-- BEGIN SUPPLIED DATA --

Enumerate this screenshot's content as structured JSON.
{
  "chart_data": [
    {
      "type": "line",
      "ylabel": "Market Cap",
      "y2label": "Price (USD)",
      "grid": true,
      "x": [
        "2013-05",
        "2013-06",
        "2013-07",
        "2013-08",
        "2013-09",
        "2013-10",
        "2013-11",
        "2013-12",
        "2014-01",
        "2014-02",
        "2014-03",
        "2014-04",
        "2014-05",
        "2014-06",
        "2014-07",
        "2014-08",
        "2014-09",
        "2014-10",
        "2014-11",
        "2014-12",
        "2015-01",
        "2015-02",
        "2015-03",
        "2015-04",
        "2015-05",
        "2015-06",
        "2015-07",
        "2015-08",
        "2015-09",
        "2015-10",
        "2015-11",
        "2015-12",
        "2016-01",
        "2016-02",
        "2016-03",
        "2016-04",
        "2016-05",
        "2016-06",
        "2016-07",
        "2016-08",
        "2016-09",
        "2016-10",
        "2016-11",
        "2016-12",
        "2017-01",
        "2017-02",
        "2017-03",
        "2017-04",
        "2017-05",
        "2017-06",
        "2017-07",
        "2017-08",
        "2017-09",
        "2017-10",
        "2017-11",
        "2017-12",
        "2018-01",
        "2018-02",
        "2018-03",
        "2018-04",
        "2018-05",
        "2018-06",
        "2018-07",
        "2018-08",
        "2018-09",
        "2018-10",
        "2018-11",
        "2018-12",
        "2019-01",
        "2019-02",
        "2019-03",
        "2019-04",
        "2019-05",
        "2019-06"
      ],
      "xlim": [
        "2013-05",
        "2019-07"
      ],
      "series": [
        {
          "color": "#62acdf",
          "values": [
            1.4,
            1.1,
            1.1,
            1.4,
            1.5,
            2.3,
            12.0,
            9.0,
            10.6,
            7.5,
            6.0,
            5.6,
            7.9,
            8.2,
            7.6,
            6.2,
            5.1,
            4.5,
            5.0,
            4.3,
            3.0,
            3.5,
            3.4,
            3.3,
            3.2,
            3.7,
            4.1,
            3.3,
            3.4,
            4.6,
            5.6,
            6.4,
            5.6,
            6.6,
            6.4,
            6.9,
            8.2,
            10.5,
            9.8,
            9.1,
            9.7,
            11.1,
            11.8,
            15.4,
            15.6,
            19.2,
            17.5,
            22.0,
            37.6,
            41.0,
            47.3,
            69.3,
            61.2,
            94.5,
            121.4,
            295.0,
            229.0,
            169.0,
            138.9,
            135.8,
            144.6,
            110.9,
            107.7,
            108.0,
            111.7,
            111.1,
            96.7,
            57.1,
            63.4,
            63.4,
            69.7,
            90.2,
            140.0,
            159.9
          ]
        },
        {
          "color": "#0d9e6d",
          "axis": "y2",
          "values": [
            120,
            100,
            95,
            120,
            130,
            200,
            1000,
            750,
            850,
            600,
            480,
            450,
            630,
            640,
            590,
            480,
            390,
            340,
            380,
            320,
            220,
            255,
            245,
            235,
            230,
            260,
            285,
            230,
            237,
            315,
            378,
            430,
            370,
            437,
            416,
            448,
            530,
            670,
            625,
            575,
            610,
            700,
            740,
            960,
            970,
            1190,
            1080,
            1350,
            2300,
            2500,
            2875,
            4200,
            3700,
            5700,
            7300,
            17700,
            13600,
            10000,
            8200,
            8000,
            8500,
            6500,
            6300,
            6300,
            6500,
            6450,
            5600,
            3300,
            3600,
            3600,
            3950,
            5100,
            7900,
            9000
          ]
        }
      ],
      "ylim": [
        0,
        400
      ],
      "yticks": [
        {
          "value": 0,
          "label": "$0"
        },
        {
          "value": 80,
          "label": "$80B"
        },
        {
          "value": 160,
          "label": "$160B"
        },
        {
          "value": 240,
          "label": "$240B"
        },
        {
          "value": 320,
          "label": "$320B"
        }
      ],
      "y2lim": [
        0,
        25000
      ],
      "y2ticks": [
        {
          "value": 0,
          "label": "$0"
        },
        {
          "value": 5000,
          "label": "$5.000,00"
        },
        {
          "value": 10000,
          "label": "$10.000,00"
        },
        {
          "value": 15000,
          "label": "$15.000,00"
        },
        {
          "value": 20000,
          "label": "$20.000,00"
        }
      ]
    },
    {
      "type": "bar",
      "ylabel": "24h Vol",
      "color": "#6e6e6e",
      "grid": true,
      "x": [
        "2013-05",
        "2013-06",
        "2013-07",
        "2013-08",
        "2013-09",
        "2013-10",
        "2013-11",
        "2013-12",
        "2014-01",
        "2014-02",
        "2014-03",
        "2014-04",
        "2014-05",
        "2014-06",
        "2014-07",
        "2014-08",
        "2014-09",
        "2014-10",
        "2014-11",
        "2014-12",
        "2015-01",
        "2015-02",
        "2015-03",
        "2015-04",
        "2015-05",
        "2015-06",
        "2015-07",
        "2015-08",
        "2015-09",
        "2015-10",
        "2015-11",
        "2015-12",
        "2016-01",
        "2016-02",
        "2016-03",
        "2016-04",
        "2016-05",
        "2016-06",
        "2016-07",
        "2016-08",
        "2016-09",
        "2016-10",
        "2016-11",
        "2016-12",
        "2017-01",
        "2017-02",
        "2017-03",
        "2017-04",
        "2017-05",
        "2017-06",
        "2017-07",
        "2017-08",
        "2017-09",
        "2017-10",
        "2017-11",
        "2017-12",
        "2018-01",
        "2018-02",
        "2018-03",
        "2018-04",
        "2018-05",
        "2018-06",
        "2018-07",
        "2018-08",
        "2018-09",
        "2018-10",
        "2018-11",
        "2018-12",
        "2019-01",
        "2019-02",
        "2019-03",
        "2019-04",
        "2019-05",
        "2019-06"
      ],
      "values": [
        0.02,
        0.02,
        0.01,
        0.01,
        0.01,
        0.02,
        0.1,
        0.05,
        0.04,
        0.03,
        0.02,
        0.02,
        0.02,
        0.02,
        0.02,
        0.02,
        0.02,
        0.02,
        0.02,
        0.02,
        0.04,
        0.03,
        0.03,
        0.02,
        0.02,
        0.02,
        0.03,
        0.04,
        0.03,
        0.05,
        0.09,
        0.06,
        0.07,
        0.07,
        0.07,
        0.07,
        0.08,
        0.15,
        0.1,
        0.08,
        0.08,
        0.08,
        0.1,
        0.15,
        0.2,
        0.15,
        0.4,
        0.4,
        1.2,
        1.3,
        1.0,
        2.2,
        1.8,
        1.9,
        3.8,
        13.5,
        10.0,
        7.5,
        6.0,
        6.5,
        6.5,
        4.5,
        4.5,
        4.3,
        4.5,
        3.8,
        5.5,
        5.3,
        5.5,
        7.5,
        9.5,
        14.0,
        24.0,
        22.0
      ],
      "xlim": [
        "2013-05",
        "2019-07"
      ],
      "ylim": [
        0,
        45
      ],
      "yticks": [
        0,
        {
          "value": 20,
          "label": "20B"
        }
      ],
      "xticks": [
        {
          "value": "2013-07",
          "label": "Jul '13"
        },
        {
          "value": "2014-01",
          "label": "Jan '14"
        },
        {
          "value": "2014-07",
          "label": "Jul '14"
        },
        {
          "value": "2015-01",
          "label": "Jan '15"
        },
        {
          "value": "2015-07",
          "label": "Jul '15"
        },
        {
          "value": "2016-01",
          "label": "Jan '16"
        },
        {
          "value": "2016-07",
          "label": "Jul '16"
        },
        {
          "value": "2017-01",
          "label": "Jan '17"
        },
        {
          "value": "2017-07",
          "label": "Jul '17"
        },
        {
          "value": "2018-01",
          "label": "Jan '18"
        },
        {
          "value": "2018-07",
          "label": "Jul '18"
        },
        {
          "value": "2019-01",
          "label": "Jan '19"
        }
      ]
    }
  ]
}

-- END SUPPLIED DATA --

▶ WHAT YOU NEED TO DO:
Reproduce the material above exactly; please quote every line of it.

▶ FULL OUTPUT:
Enumerate this screenshot's content as structured JSON.
{
  "chart_data": [
    {
      "type": "line",
      "ylabel": "Market Cap",
      "y2label": "Price (USD)",
      "grid": true,
      "x": [
        "2013-05",
        "2013-06",
        "2013-07",
        "2013-08",
        "2013-09",
        "2013-10",
        "2013-11",
        "2013-12",
        "2014-01",
        "2014-02",
        "2014-03",
        "2014-04",
        "2014-05",
        "2014-06",
        "2014-07",
        "2014-08",
        "2014-09",
        "2014-10",
        "2014-11",
        "2014-12",
        "2015-01",
        "2015-02",
        "2015-03",
        "2015-04",
        "2015-05",
        "2015-06",
        "2015-07",
        "2015-08",
        "2015-09",
        "2015-10",
        "2015-11",
        "2015-12",
        "2016-01",
        "2016-02",
        "2016-03",
        "2016-04",
        "2016-05",
        "2016-06",
        "2016-07",
        "2016-08",
        "2016-09",
        "2016-10",
        "2016-11",
        "2016-12",
        "2017-01",
        "2017-02",
        "2017-03",
        "2017-04",
        "2017-05",
        "2017-06",
        "2017-07",
        "2017-08",
        "2017-09",
        "2017-10",
        "2017-11",
        "2017-12",
        "2018-01",
        "2018-02",
        "2018-03",
        "2018-04",
        "2018-05",
        "2018-06",
        "2018-07",
        "2018-08",
        "2018-09",
        "2018-10",
        "2018-11",
        "2018-12",
        "2019-01",
        "2019-02",
        "2019-03",
        "2019-04",
        "2019-05",
        "2019-06"
      ],
      "xlim": [
        "2013-05",
        "2019-07"
      ],
      "series": [
        {
          "color": "#62acdf",
          "values": [
            1.4,
            1.1,
            1.1,
            1.4,
            1.5,
            2.3,
            12.0,
            9.0,
            10.6,
            7.5,
            6.0,
            5.6,
            7.9,
            8.2,
            7.6,
            6.2,
            5.1,
            4.5,
            5.0,
            4.3,
            3.0,
            3.5,
            3.4,
            3.3,
            3.2,
            3.7,
            4.1,
            3.3,
            3.4,
            4.6,
            5.6,
            6.4,
            5.6,
            6.6,
            6.4,
            6.9,
            8.2,
            10.5,
            9.8,
            9.1,
            9.7,
            11.1,
            11.8,
            15.4,
            15.6,
            19.2,
            17.5,
            22.0,
            37.6,
            41.0,
            47.3,
            69.3,
            61.2,
            94.5,
            121.4,
            295.0,
            229.0,
            169.0,
            138.9,
            135.8,
            144.6,
            110.9,
            107.7,
            108.0,
            111.7,
            111.1,
            96.7,
            57.1,
            63.4,
            63.4,
            69.7,
            90.2,
            140.0,
            159.9
          ]
        },
        {
          "color": "#0d9e6d",
          "axis": "y2",
          "values": [
            120,
            100,
            95,
            120,
            130,
            200,
            1000,
            750,
            850,
            600,
            480,
            450,
            630,
            640,
            590,
            480,
            390,
            340,
            380,
            320,
            220,
            255,
            245,
            235,
            230,
            260,
            285,
            230,
            237,
            315,
            378,
            430,
            370,
            437,
            416,
            448,
            530,
            670,
            625,
            575,
            610,
            700,
            740,
            960,
            970,
            1190,
            1080,
            1350,
            2300,
            2500,
            2875,
            4200,
            3700,
            5700,
            7300,
            17700,
            13600,
            10000,
            8200,
            8000,
            8500,
            6500,
            6300,
            6300,
            6500,
            6450,
            5600,
            3300,
            3600,
            3600,
            3950,
            5100,
            7900,
            9000
          ]
        }
      ],
      "ylim": [
        0,
        400
      ],
      "yticks": [
        {
          "value": 0,
          "label": "$0"
        },
        {
          "value": 80,
          "label": "$80B"
        },
        {
          "value": 160,
          "label": "$160B"
        },
        {
          "value": 240,
          "label": "$240B"
        },
        {
          "value": 320,
          "label": "$320B"
        }
      ],
      "y2lim": [
        0,
        25000
      ],
      "y2ticks": [
        {
          "value": 0,
          "label": "$0"
        },
        {
          "value": 5000,
          "label": "$5.000,00"
        },
        {
          "value": 10000,
          "label": "$10.000,00"
        },
        {
          "value": 15000,
          "label": "$15.000,00"
        },
        {
          "value": 20000,
          "label": "$20.000,00"
        }
      ]
    },
    {
      "type": "bar",
      "ylabel": "24h Vol",
      "color": "#6e6e6e",
      "grid": true,
      "x": [
        "2013-05",
        "2013-06",
        "2013-07",
        "2013-08",
        "2013-09",
        "2013-10",
        "2013-11",
        "2013-12",
        "2014-01",
        "2014-02",
        "2014-03",
        "2014-04",
        "2014-05",
        "2014-06",
        "2014-07",
        "2014-08",
        "2014-09",
        "2014-10",
        "2014-11",
        "2014-12",
        "2015-01",
        "2015-02",
        "2015-03",
        "2015-04",
        "2015-05",
        "2015-06",
        "2015-07",
        "2015-08",
        "2015-09",
        "2015-10",
        "2015-11",
        "2015-12",
        "2016-01",
        "2016-02",
        "2016-03",
        "2016-04",
        "2016-05",
        "2016-06",
        "2016-07",
        "2016-08",
        "2016-09",
        "2016-10",
        "2016-11",
        "2016-12",
        "2017-01",
        "2017-02",
        "2017-03",
        "2017-04",
        "2017-05",
        "2017-06",
        "2017-07",
        "2017-08",
        "2017-09",
        "2017-10",
        "2017-11",
        "2017-12",
        "2018-01",
        "2018-02",
        "2018-03",
        "2018-04",
        "2018-05",
        "2018-06",
        "2018-07",
        "2018-08",
        "2018-09",
        "2018-10",
        "2018-11",
        "2018-12",
        "2019-01",
        "2019-02",
        "2019-03",
        "2019-04",
        "2019-05",
        "2019-06"
      ],
      "values": [
        0.02,
        0.02,
        0.01,
        0.01,
        0.01,
        0.02,
        0.1,
        0.05,
        0.04,
        0.03,
        0.02,
        0.02,
        0.02,
        0.02,
        0.02,
        0.02,
        0.02,
        0.02,
        0.02,
        0.02,
        0.04,
        0.03,
        0.03,
        0.02,
        0.02,
        0.02,
        0.03,
        0.04,
        0.03,
        0.05,
        0.09,
        0.06,
        0.07,
        0.07,
        0.07,
        0.07,
        0.08,
        0.15,
        0.1,
        0.08,
        0.08,
        0.08,
        0.1,
        0.15,
        0.2,
        0.15,
        0.4,
        0.4,
        1.2,
        1.3,
        1.0,
        2.2,
        1.8,
        1.9,
        3.8,
        13.5,
        10.0,
        7.5,
        6.0,
        6.5,
        6.5,
        4.5,
        4.5,
        4.3,
        4.5,
        3.8,
        5.5,
        5.3,
        5.5,
        7.5,
        9.5,
        14.0,
        24.0,
        22.0
      ],
      "xlim": [
        "2013-05",
        "2019-07"
      ],
      "ylim": [
        0,
        45
      ],
      "yticks": [
        0,
        {
          "value": 20,
          "label": "20B"
        }
      ],
      "xticks": [
        {
          "value": "2013-07",
          "label": "Jul '13"
        },
        {
          "value": "2014-01",
          "label": "Jan '14"
        },
        {
          "value": "2014-07",
          "label": "Jul '14"
        },
        {
          "value": "2015-01",
          "label": "Jan '15"
        },
        {
          "value": "2015-07",
          "label": "Jul '15"
        },
        {
          "value": "2016-01",
          "label": "Jan '16"
        },
        {
          "value": "2016-07",
          "label": "Jul '16"
        },
        {
          "value": "2017-01",
          "label": "Jan '17"
        },
        {
          "value": "2017-07",
          "label": "Jul '17"
        },
        {
          "value": "2018-01",
          "label": "Jan '18"
        },
        {
          "value": "2018-07",
          "label": "Jul '18"
        },
        {
          "value": "2019-01",
          "label": "Jan '19"
        }
      ]
    }
  ]
}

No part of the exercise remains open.